Work out how many lines in the entries below include the word "Категория". Give nothing but the number.

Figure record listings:
-- BEGIN --

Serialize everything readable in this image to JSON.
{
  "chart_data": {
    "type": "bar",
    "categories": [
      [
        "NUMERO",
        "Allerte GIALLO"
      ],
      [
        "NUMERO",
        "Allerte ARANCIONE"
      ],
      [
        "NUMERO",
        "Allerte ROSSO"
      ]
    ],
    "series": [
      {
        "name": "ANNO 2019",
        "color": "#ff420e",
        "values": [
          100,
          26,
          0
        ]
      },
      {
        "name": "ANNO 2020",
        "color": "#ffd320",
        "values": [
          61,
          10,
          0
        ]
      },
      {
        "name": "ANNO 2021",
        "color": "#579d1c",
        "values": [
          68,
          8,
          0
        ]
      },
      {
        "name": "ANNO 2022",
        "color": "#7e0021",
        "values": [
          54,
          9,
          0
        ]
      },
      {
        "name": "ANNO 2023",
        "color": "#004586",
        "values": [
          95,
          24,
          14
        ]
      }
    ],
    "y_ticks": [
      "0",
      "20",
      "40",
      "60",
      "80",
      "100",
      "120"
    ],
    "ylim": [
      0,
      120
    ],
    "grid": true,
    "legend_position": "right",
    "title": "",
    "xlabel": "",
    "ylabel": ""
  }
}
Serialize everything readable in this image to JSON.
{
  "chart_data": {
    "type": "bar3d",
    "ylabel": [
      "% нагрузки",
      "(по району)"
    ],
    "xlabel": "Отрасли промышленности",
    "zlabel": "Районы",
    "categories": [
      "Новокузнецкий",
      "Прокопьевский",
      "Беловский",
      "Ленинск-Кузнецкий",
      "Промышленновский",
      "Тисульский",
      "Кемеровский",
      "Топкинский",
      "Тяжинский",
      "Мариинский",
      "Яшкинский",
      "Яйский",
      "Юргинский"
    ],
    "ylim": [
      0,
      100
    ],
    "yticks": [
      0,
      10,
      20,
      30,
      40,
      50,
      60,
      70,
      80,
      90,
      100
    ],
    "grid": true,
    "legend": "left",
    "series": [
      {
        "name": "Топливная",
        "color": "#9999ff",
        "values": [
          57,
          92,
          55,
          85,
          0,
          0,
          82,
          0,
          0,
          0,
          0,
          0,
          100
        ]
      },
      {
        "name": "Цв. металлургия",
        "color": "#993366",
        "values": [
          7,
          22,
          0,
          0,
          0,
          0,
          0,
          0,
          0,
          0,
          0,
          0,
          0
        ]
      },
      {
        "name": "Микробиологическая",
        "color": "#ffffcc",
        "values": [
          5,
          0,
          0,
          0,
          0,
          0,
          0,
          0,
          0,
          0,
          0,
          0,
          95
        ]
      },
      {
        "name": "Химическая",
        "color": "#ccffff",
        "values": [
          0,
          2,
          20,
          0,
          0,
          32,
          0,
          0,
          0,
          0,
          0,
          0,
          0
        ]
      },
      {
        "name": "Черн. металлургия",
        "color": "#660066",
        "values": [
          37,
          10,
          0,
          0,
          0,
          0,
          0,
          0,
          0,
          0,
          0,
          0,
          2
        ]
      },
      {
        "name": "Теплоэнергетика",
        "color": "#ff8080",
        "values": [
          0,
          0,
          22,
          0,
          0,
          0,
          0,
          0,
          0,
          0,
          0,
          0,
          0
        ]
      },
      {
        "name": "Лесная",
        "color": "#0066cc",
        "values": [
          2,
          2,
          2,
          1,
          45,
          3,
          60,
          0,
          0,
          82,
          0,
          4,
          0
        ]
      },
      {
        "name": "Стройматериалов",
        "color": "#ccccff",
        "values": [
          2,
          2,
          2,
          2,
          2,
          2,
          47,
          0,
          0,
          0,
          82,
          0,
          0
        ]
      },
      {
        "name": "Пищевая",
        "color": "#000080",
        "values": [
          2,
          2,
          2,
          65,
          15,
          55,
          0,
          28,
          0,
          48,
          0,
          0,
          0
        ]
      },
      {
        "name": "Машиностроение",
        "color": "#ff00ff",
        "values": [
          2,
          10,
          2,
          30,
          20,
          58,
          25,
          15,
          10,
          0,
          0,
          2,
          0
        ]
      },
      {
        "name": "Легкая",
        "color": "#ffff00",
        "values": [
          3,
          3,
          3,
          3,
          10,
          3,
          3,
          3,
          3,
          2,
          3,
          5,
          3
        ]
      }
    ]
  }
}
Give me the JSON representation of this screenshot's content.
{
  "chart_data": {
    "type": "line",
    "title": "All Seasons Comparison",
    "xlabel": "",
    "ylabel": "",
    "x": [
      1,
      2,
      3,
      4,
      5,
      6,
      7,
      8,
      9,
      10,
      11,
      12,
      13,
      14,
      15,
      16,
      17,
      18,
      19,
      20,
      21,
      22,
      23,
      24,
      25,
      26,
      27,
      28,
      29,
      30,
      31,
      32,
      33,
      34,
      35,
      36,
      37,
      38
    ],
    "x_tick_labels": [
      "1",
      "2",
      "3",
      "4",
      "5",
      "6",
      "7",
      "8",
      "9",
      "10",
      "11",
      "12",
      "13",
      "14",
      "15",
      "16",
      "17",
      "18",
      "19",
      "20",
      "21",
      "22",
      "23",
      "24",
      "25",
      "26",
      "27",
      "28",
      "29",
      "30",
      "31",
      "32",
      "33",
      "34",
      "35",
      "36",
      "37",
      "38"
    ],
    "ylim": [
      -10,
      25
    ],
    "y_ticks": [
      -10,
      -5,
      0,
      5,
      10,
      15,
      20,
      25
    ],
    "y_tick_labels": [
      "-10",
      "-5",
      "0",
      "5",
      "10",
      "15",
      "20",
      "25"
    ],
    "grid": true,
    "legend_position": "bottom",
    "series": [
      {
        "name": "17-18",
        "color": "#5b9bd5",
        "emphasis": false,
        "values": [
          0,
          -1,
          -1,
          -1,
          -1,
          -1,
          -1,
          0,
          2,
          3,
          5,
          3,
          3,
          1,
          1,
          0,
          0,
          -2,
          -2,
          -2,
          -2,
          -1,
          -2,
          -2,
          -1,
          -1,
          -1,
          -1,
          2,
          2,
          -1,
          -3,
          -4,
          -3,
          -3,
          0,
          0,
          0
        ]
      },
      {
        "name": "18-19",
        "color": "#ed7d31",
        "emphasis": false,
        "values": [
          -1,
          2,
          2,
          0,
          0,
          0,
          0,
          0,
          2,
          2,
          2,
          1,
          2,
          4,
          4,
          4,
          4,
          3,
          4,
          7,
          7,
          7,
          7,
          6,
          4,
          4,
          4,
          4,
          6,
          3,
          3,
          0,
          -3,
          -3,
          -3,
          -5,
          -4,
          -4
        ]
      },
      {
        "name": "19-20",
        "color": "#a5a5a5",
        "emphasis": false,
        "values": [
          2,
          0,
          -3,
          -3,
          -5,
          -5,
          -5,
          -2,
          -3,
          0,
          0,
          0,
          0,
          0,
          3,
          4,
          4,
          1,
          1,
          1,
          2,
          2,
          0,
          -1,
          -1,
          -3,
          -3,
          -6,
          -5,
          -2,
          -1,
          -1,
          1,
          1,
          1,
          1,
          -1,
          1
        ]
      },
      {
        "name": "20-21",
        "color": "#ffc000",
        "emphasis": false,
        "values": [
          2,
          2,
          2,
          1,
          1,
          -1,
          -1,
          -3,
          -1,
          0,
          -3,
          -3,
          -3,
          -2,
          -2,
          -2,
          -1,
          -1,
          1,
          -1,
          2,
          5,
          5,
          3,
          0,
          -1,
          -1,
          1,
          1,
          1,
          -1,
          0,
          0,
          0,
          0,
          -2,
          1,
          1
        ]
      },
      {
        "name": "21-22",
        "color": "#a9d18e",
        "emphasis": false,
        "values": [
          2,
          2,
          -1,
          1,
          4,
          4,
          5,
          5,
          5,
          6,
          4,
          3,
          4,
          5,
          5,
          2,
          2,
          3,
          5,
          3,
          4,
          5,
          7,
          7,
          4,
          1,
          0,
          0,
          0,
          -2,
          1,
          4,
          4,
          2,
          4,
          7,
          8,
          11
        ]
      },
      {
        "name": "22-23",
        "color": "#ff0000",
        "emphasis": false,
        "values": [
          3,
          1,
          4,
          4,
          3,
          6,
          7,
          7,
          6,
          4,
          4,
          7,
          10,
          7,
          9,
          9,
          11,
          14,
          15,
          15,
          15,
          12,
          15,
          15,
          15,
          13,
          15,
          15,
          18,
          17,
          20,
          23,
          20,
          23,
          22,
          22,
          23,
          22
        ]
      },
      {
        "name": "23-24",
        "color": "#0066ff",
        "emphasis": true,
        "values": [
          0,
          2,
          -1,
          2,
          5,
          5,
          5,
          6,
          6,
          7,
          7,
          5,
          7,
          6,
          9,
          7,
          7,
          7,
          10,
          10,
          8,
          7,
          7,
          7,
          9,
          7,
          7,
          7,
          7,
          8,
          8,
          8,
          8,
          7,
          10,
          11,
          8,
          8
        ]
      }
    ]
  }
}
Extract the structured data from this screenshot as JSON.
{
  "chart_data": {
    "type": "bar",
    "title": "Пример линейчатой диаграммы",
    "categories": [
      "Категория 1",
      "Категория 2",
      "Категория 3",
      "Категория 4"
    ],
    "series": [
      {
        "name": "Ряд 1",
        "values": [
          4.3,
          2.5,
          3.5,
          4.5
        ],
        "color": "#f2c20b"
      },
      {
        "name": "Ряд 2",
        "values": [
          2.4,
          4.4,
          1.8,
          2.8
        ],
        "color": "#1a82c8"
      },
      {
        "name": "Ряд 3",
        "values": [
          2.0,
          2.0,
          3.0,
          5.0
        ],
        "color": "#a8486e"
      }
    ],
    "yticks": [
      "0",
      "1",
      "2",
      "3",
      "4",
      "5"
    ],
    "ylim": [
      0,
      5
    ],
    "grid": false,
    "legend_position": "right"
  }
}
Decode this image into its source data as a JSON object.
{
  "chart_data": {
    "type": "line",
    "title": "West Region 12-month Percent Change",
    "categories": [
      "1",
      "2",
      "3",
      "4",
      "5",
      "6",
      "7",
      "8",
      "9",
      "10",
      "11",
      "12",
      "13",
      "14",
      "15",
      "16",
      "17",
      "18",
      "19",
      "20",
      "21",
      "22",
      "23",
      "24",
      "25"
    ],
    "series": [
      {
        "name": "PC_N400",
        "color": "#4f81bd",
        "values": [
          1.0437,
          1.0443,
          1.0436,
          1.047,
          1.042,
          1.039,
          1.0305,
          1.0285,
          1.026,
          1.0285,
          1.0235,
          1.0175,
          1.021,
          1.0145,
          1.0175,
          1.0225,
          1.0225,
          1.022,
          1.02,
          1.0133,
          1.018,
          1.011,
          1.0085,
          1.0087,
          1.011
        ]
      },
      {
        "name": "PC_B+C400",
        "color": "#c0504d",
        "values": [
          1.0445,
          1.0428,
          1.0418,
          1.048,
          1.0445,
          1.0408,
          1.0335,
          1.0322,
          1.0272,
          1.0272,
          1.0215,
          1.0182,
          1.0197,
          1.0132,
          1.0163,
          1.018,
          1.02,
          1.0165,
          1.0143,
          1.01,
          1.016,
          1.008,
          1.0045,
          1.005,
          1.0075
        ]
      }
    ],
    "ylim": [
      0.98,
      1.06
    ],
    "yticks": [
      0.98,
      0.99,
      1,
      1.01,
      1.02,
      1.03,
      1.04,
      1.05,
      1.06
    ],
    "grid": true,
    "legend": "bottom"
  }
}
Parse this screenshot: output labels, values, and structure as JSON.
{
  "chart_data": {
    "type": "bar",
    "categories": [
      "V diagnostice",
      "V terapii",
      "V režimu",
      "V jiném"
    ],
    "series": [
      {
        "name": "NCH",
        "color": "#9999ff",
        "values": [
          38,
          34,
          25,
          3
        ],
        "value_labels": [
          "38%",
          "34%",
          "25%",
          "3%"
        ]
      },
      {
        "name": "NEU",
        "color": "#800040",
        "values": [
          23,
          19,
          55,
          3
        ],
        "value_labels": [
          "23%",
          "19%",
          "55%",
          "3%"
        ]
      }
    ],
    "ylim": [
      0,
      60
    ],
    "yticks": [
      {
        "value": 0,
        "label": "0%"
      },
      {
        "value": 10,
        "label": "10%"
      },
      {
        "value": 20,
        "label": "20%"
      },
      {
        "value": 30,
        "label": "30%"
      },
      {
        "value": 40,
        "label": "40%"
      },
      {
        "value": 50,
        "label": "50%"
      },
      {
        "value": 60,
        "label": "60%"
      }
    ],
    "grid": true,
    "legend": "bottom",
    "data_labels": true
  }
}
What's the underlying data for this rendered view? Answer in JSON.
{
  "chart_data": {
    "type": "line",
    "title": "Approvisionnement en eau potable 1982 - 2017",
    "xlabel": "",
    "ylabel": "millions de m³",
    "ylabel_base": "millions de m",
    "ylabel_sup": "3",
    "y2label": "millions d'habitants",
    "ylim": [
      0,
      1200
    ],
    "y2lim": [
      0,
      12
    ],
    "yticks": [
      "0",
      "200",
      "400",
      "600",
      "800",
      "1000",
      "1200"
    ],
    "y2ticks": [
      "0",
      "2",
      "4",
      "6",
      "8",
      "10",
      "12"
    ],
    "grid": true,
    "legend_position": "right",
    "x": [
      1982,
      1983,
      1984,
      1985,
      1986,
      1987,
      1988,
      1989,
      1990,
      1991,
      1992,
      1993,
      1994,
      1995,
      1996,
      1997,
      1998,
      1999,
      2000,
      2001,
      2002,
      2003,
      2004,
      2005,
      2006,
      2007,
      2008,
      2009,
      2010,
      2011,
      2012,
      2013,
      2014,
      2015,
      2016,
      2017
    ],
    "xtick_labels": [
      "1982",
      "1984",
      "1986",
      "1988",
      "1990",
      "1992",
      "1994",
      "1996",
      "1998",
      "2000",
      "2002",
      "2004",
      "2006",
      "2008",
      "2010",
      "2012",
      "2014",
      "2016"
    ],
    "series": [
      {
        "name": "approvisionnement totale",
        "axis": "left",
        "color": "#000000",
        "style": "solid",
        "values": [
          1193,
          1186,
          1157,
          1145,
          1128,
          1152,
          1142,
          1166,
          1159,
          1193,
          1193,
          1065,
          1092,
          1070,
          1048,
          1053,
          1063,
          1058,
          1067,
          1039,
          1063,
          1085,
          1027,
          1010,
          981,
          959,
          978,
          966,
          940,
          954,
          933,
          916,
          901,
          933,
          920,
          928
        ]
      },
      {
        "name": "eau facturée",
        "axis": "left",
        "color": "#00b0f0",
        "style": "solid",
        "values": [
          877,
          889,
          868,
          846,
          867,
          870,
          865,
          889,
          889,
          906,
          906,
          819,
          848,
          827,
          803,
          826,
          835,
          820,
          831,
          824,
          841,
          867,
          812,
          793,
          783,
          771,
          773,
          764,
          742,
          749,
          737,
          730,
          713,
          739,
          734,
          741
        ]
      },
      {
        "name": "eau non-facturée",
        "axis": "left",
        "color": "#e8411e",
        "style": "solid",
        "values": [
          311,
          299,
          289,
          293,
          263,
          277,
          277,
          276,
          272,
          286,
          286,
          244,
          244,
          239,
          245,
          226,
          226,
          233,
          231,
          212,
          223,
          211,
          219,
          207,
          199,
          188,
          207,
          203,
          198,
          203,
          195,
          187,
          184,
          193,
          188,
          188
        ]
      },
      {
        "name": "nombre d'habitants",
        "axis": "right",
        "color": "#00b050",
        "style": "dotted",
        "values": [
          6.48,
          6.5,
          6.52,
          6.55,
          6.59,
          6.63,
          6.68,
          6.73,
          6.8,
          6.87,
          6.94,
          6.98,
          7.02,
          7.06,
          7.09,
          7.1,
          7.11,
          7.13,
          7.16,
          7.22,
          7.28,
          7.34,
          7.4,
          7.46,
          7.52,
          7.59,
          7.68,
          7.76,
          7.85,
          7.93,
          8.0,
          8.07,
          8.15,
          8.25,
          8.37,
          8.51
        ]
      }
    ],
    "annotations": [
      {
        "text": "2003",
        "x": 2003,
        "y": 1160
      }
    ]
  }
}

-- END --

> _THE RESPONSE_
4